What is required: Scan the entries for the string "仮放免者数の推移" and give the number of lines that have it, nothing further.

## START Material provided

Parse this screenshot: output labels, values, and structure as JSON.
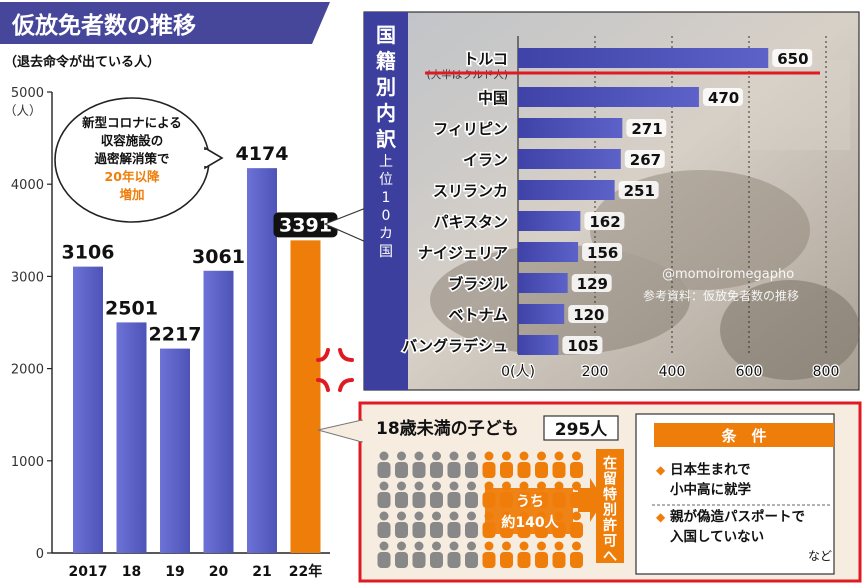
{
  "header": {
    "title": "仮放免者数の推移",
    "subtitle": "（退去命令が出ている人）"
  },
  "colors": {
    "title_bar": "#46469a",
    "bar_blue": "#5a5fc4",
    "bar_orange": "#ef7d0a",
    "panel_bg": "#f7ece0",
    "red": "#e01a22",
    "bubble_orange": "#ef7d0a",
    "figure_gray": "#888888"
  },
  "chart_data": [
    {
      "type": "bar",
      "categories": [
        "2017",
        "18",
        "19",
        "20",
        "21",
        "22年"
      ],
      "values": [
        3106,
        2501,
        2217,
        3061,
        4174,
        3391
      ],
      "highlight_index": 5,
      "ylabel": "（人）",
      "ylim": [
        0,
        5000
      ],
      "yticks": [
        "0",
        "1000",
        "2000",
        "3000",
        "4000",
        "5000"
      ],
      "grid": false,
      "annotation": [
        "新型コロナによる",
        "収容施設の",
        "過密解消策で",
        "20年以降",
        "増加"
      ]
    },
    {
      "type": "bar",
      "orientation": "horizontal",
      "title": "国籍別内訳",
      "subtitle": "上位10カ国",
      "categories": [
        "トルコ",
        "中国",
        "フィリピン",
        "イラン",
        "スリランカ",
        "パキスタン",
        "ナイジェリア",
        "ブラジル",
        "ベトナム",
        "バングラデシュ"
      ],
      "values": [
        650,
        470,
        271,
        267,
        251,
        162,
        156,
        129,
        120,
        105
      ],
      "category_note": "(大半はクルド人)",
      "xlim": [
        0,
        800
      ],
      "xticks": [
        "0(人)",
        "200",
        "400",
        "600",
        "800"
      ],
      "grid": true,
      "watermark": "@momoiromegapho",
      "source": "参考資料：仮放免者数の推移"
    }
  ],
  "children": {
    "heading": "18歳未満の子ども",
    "count": "295人",
    "group_label": [
      "うち",
      "約140人"
    ],
    "status": "在留特別許可へ",
    "conditions_title": "条　件",
    "conditions": [
      [
        "日本生まれで",
        "小中高に就学"
      ],
      [
        "親が偽造パスポートで",
        "入国していない"
      ]
    ],
    "etc": "など"
  }
}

## END Material provided

Reply to the task: 2